### Entries supplied
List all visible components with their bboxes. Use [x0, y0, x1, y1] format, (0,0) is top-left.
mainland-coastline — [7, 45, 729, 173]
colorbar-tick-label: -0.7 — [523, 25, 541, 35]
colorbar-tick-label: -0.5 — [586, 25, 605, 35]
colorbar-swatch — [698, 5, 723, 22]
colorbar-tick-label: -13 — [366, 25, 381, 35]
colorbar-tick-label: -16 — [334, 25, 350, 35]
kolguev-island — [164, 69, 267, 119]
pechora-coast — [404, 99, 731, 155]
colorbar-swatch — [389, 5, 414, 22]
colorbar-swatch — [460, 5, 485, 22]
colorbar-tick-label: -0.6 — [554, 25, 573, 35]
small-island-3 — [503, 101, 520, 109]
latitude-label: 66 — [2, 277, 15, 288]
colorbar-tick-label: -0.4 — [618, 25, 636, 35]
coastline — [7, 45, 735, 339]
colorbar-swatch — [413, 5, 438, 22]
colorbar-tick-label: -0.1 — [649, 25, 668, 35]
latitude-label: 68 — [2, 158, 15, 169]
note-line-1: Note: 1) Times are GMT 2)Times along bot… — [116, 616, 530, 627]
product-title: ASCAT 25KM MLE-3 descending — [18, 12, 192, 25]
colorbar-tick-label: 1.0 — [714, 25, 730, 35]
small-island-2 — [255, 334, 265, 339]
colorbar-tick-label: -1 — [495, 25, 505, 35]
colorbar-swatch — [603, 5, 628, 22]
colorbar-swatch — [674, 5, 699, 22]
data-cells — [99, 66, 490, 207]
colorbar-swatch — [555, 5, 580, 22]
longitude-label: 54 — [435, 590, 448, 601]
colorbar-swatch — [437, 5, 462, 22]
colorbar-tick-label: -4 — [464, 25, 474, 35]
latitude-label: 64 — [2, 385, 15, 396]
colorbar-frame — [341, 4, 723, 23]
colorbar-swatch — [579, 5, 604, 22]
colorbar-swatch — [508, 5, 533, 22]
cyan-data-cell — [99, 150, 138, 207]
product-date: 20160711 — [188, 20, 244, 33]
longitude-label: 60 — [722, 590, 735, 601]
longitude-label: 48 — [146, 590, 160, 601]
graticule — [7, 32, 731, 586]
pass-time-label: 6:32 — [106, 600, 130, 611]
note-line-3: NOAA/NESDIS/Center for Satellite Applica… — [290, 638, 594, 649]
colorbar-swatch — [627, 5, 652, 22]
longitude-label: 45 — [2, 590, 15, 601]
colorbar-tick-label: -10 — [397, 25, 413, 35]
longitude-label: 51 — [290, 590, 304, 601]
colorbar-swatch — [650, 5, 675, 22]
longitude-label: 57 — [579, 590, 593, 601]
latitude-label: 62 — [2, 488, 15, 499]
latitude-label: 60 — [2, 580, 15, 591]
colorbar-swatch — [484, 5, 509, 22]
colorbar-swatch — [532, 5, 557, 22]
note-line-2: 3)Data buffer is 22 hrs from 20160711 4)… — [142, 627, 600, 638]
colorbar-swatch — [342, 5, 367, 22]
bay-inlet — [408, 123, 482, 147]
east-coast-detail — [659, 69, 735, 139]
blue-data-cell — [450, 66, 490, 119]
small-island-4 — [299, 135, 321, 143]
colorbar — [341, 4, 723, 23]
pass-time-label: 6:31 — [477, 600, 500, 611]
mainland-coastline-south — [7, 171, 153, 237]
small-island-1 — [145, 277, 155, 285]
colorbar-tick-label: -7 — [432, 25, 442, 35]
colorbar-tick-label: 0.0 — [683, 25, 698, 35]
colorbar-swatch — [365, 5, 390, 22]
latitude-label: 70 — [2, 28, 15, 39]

### Exercise instructions
Starting at the beginning of the listing and going on through the line with "kolguev-island — [164, 69, 267, 119]", write those lines out again, swapping "colorbar-tick-label" for "colorbar-label" and leaving everything else unchanged.

### Exercise result
List all visible components with their bboxes. Use [x0, y0, x1, y1] format, (0,0) is top-left.
mainland-coastline — [7, 45, 729, 173]
colorbar-label: -0.7 — [523, 25, 541, 35]
colorbar-label: -0.5 — [586, 25, 605, 35]
colorbar-swatch — [698, 5, 723, 22]
colorbar-label: -13 — [366, 25, 381, 35]
colorbar-label: -16 — [334, 25, 350, 35]
kolguev-island — [164, 69, 267, 119]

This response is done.